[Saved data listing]
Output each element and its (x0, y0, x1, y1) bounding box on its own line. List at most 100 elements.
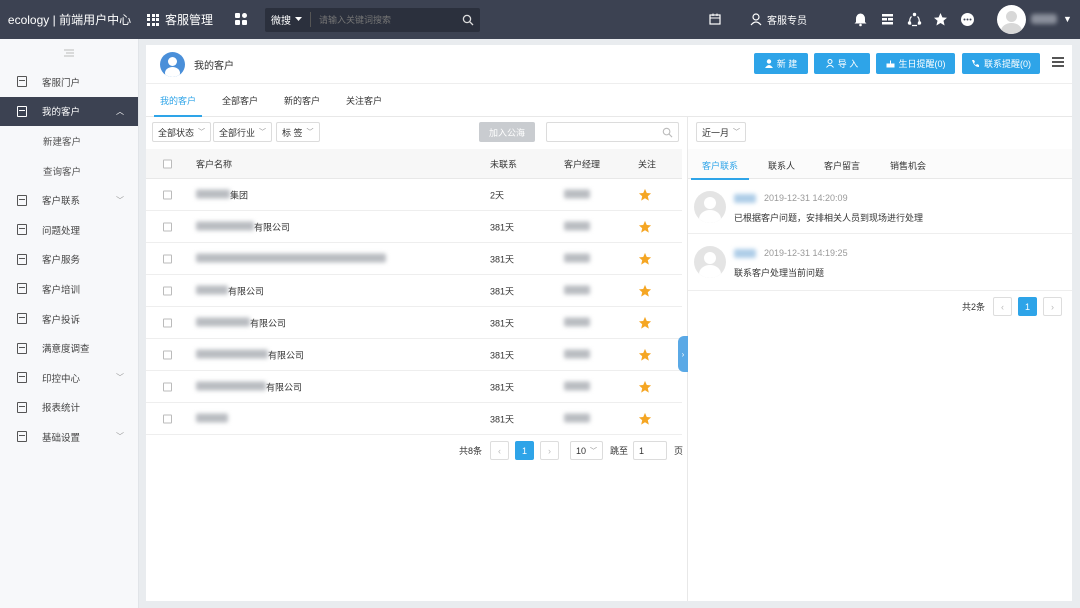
star-icon[interactable] (638, 220, 652, 234)
cake-icon (886, 60, 894, 67)
bell-icon[interactable] (853, 12, 868, 27)
row-checkbox[interactable] (163, 318, 172, 327)
sidebar-item-service-portal[interactable]: 客服门户 (0, 67, 138, 97)
sidebar-collapse-toggle[interactable] (0, 39, 138, 67)
calendar-icon[interactable] (709, 13, 721, 25)
new-button[interactable]: 新 建 (754, 53, 808, 74)
star-icon[interactable] (638, 284, 652, 298)
panel-toggle-handle[interactable]: › (678, 336, 688, 372)
row-checkbox[interactable] (163, 254, 172, 263)
customer-name-link[interactable]: 有限公司 (196, 348, 304, 361)
customer-name-link[interactable]: 集团 (196, 188, 248, 201)
sidebar-item-my-customers[interactable]: 我的客户 ︿ (0, 96, 138, 127)
sidebar-item-customer-contact[interactable]: 客户联系 ﹀ (0, 185, 138, 215)
sidebar-subitem-query-customer[interactable]: 查询客户 (0, 156, 138, 186)
sidebar-item-customer-complaint[interactable]: 客户投诉 (0, 304, 138, 334)
table-row[interactable]: 有限公司 381天 (146, 307, 682, 339)
search-icon[interactable] (662, 127, 673, 138)
more-list-icon[interactable] (1052, 57, 1064, 67)
prev-page-button[interactable]: ‹ (490, 441, 510, 460)
status-filter[interactable]: 全部状态 ﹀ (152, 122, 212, 142)
table-row[interactable]: 381天 (146, 243, 682, 275)
user-role-menu[interactable]: 客服专员 (750, 12, 807, 27)
contact-reminder-button[interactable]: 联系提醒(0) (962, 53, 1040, 74)
goto-page-input[interactable]: 1 (633, 441, 668, 460)
star-icon[interactable] (638, 188, 652, 202)
select-all-checkbox[interactable] (163, 159, 172, 168)
tab-new-customers[interactable]: 新的客户 (284, 94, 320, 107)
header-name[interactable]: 客户名称 (196, 157, 232, 170)
header-manager[interactable]: 客户经理 (564, 157, 600, 170)
sidebar-item-issue-handling[interactable]: 问题处理 (0, 215, 138, 245)
table-row[interactable]: 有限公司 381天 (146, 275, 682, 307)
prev-page-button[interactable]: ‹ (993, 297, 1013, 316)
user-menu-caret-icon[interactable]: ▼ (1063, 14, 1072, 24)
grid-list-icon[interactable] (880, 12, 895, 27)
star-favorites-icon[interactable] (933, 12, 948, 27)
row-checkbox[interactable] (163, 414, 172, 423)
tab-sales-opportunities[interactable]: 销售机会 (890, 159, 926, 172)
phone-icon (972, 60, 979, 67)
customer-name-link[interactable]: 有限公司 (196, 380, 302, 393)
tab-customer-contact[interactable]: 客户联系 (690, 159, 750, 180)
page-number-button[interactable]: 1 (515, 441, 535, 460)
sidebar-item-reports[interactable]: 报表统计 (0, 393, 138, 423)
app-switcher[interactable]: 客服管理 (147, 11, 213, 28)
table-row[interactable]: 381天 (146, 403, 682, 435)
share-network-icon[interactable] (907, 12, 922, 27)
redacted-text (196, 253, 386, 262)
user-avatar[interactable] (997, 5, 1026, 34)
search-icon[interactable] (462, 14, 474, 26)
table-row[interactable]: 集团 2天 (146, 179, 682, 211)
table-row[interactable]: 有限公司 381天 (146, 211, 682, 243)
sidebar-item-customer-training[interactable]: 客户培训 (0, 274, 138, 304)
customer-name-link[interactable]: 有限公司 (196, 220, 290, 233)
page-size-select[interactable]: 10 ﹀ (570, 441, 604, 460)
star-icon[interactable] (638, 412, 652, 426)
tab-customer-messages[interactable]: 客户留言 (824, 159, 860, 172)
brand-title[interactable]: ecology | 前端用户中心 (0, 0, 139, 39)
star-icon[interactable] (638, 348, 652, 362)
star-icon[interactable] (638, 252, 652, 266)
user-name-blurred[interactable] (1031, 14, 1057, 24)
customer-name-link[interactable] (196, 413, 228, 424)
sidebar-item-customer-service[interactable]: 客户服务 (0, 245, 138, 275)
more-chat-icon[interactable] (960, 12, 975, 27)
tab-my-customers[interactable]: 我的客户 (153, 94, 203, 117)
birthday-reminder-button[interactable]: 生日提醒(0) (876, 53, 955, 74)
next-page-button[interactable]: › (540, 441, 560, 460)
customer-name-link[interactable]: 有限公司 (196, 284, 264, 297)
industry-filter[interactable]: 全部行业 ﹀ (213, 122, 273, 142)
sidebar-item-basic-settings[interactable]: 基础设置 ﹀ (0, 422, 138, 452)
tab-all-customers[interactable]: 全部客户 (222, 94, 258, 107)
period-filter[interactable]: 近一月 ﹀ (696, 122, 747, 142)
sidebar-subitem-new-customer[interactable]: 新建客户 (0, 126, 138, 156)
next-page-button[interactable]: › (1043, 297, 1063, 316)
row-checkbox[interactable] (163, 350, 172, 359)
table-row[interactable]: 有限公司 381天 (146, 339, 682, 371)
import-button[interactable]: 导 入 (814, 53, 870, 74)
sidebar-item-seal-center[interactable]: 印控中心 ﹀ (0, 363, 138, 393)
search-input[interactable] (319, 14, 463, 25)
row-checkbox[interactable] (163, 190, 172, 199)
table-row[interactable]: 有限公司 381天 (146, 371, 682, 403)
row-checkbox[interactable] (163, 222, 172, 231)
customer-name-link[interactable]: 有限公司 (196, 316, 286, 329)
module-icon[interactable] (235, 12, 249, 27)
page-number-button[interactable]: 1 (1018, 297, 1038, 316)
tag-filter[interactable]: 标 签 ﹀ (276, 122, 320, 142)
tab-followed-customers[interactable]: 关注客户 (346, 94, 382, 107)
header-last-contact[interactable]: 未联系 (490, 157, 517, 170)
customer-name-link[interactable] (196, 253, 386, 264)
redacted-text (196, 349, 268, 358)
star-icon[interactable] (638, 380, 652, 394)
star-icon[interactable] (638, 316, 652, 330)
customer-search-input[interactable] (546, 122, 679, 142)
row-checkbox[interactable] (163, 286, 172, 295)
sidebar-item-satisfaction-survey[interactable]: 满意度调查 (0, 333, 138, 363)
menu-doc-icon (17, 401, 27, 413)
tab-contacts[interactable]: 联系人 (768, 159, 795, 172)
row-checkbox[interactable] (163, 382, 172, 391)
add-to-pool-button[interactable]: 加入公海 (479, 122, 535, 142)
search-scope-dropdown[interactable]: 微搜 (271, 12, 312, 27)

▶ **AIM OF THE TASK**: Pull out every line of the listing that contains the string "next", treating uppercase and lowercase as different.

▶ **FINISHED TASK**:
next-page-button[interactable]: › (540, 441, 560, 460)
next-page-button[interactable]: › (1043, 297, 1063, 316)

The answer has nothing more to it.